--- Begin ---

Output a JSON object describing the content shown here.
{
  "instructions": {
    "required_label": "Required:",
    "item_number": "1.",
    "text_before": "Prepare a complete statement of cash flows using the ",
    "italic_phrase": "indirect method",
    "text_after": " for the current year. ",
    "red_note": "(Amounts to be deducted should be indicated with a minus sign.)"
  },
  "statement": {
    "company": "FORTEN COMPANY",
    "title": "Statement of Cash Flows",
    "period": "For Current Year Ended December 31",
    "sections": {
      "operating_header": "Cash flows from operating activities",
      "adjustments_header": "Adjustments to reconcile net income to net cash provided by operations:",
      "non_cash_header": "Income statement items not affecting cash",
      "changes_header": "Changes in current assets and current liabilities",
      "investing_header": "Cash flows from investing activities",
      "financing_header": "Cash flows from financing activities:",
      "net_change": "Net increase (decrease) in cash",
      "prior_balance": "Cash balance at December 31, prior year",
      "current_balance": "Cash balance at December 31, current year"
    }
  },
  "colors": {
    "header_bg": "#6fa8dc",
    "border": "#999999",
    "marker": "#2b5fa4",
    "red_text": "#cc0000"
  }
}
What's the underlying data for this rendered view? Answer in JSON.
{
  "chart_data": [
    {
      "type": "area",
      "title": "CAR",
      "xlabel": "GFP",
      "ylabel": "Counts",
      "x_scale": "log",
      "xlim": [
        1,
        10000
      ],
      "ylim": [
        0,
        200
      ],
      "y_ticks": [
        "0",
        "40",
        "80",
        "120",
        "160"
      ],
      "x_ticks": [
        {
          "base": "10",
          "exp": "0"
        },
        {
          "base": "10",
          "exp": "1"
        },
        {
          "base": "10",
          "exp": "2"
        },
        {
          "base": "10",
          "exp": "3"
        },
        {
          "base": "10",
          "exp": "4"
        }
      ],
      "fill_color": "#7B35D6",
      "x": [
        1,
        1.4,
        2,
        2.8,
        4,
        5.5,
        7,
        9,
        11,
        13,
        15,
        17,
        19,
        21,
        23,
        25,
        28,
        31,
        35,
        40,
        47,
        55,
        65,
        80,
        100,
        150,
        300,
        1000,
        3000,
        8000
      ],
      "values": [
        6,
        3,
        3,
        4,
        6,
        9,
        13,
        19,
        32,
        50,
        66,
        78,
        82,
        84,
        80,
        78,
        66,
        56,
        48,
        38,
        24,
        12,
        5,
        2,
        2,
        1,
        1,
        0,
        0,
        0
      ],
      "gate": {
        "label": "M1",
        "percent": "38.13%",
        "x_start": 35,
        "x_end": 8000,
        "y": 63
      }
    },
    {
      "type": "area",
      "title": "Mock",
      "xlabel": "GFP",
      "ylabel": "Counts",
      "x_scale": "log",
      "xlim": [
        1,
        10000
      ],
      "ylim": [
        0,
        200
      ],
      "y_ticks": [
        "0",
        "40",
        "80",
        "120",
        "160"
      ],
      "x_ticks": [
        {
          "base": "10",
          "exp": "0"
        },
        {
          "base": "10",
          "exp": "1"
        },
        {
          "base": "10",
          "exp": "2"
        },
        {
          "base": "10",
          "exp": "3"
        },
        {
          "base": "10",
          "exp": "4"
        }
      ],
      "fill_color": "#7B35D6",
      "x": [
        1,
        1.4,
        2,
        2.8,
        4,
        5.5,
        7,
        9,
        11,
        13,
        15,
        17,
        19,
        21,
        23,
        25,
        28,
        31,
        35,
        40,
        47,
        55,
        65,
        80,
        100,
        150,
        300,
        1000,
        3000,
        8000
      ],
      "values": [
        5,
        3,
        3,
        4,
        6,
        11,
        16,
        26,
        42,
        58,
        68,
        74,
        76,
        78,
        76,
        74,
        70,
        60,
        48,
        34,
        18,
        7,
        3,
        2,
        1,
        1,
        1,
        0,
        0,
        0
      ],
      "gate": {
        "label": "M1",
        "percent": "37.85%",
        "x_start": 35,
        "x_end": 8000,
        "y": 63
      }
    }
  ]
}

--- End ---

== YOUR INSTRUCTIONS ==
From the records above, extract every entry exactly as given.

== RESULT OF THIS EXERCISE ==
Output a JSON object describing the content shown here.
{
  "instructions": {
    "required_label": "Required:",
    "item_number": "1.",
    "text_before": "Prepare a complete statement of cash flows using the ",
    "italic_phrase": "indirect method",
    "text_after": " for the current year. ",
    "red_note": "(Amounts to be deducted should be indicated with a minus sign.)"
  },
  "statement": {
    "company": "FORTEN COMPANY",
    "title": "Statement of Cash Flows",
    "period": "For Current Year Ended December 31",
    "sections": {
      "operating_header": "Cash flows from operating activities",
      "adjustments_header": "Adjustments to reconcile net income to net cash provided by operations:",
      "non_cash_header": "Income statement items not affecting cash",
      "changes_header": "Changes in current assets and current liabilities",
      "investing_header": "Cash flows from investing activities",
      "financing_header": "Cash flows from financing activities:",
      "net_change": "Net increase (decrease) in cash",
      "prior_balance": "Cash balance at December 31, prior year",
      "current_balance": "Cash balance at December 31, current year"
    }
  },
  "colors": {
    "header_bg": "#6fa8dc",
    "border": "#999999",
    "marker": "#2b5fa4",
    "red_text": "#cc0000"
  }
}
What's the underlying data for this rendered view? Answer in JSON.
{
  "chart_data": [
    {
      "type": "area",
      "title": "CAR",
      "xlabel": "GFP",
      "ylabel": "Counts",
      "x_scale": "log",
      "xlim": [
        1,
        10000
      ],
      "ylim": [
        0,
        200
      ],
      "y_ticks": [
        "0",
        "40",
        "80",
        "120",
        "160"
      ],
      "x_ticks": [
        {
          "base": "10",
          "exp": "0"
        },
        {
          "base": "10",
          "exp": "1"
        },
        {
          "base": "10",
          "exp": "2"
        },
        {
          "base": "10",
          "exp": "3"
        },
        {
          "base": "10",
          "exp": "4"
        }
      ],
      "fill_color": "#7B35D6",
      "x": [
        1,
        1.4,
        2,
        2.8,
        4,
        5.5,
        7,
        9,
        11,
        13,
        15,
        17,
        19,
        21,
        23,
        25,
        28,
        31,
        35,
        40,
        47,
        55,
        65,
        80,
        100,
        150,
        300,
        1000,
        3000,
        8000
      ],
      "values": [
        6,
        3,
        3,
        4,
        6,
        9,
        13,
        19,
        32,
        50,
        66,
        78,
        82,
        84,
        80,
        78,
        66,
        56,
        48,
        38,
        24,
        12,
        5,
        2,
        2,
        1,
        1,
        0,
        0,
        0
      ],
      "gate": {
        "label": "M1",
        "percent": "38.13%",
        "x_start": 35,
        "x_end": 8000,
        "y": 63
      }
    },
    {
      "type": "area",
      "title": "Mock",
      "xlabel": "GFP",
      "ylabel": "Counts",
      "x_scale": "log",
      "xlim": [
        1,
        10000
      ],
      "ylim": [
        0,
        200
      ],
      "y_ticks": [
        "0",
        "40",
        "80",
        "120",
        "160"
      ],
      "x_ticks": [
        {
          "base": "10",
          "exp": "0"
        },
        {
          "base": "10",
          "exp": "1"
        },
        {
          "base": "10",
          "exp": "2"
        },
        {
          "base": "10",
          "exp": "3"
        },
        {
          "base": "10",
          "exp": "4"
        }
      ],
      "fill_color": "#7B35D6",
      "x": [
        1,
        1.4,
        2,
        2.8,
        4,
        5.5,
        7,
        9,
        11,
        13,
        15,
        17,
        19,
        21,
        23,
        25,
        28,
        31,
        35,
        40,
        47,
        55,
        65,
        80,
        100,
        150,
        300,
        1000,
        3000,
        8000
      ],
      "values": [
        5,
        3,
        3,
        4,
        6,
        11,
        16,
        26,
        42,
        58,
        68,
        74,
        76,
        78,
        76,
        74,
        70,
        60,
        48,
        34,
        18,
        7,
        3,
        2,
        1,
        1,
        1,
        0,
        0,
        0
      ],
      "gate": {
        "label": "M1",
        "percent": "37.85%",
        "x_start": 35,
        "x_end": 8000,
        "y": 63
      }
    }
  ]
}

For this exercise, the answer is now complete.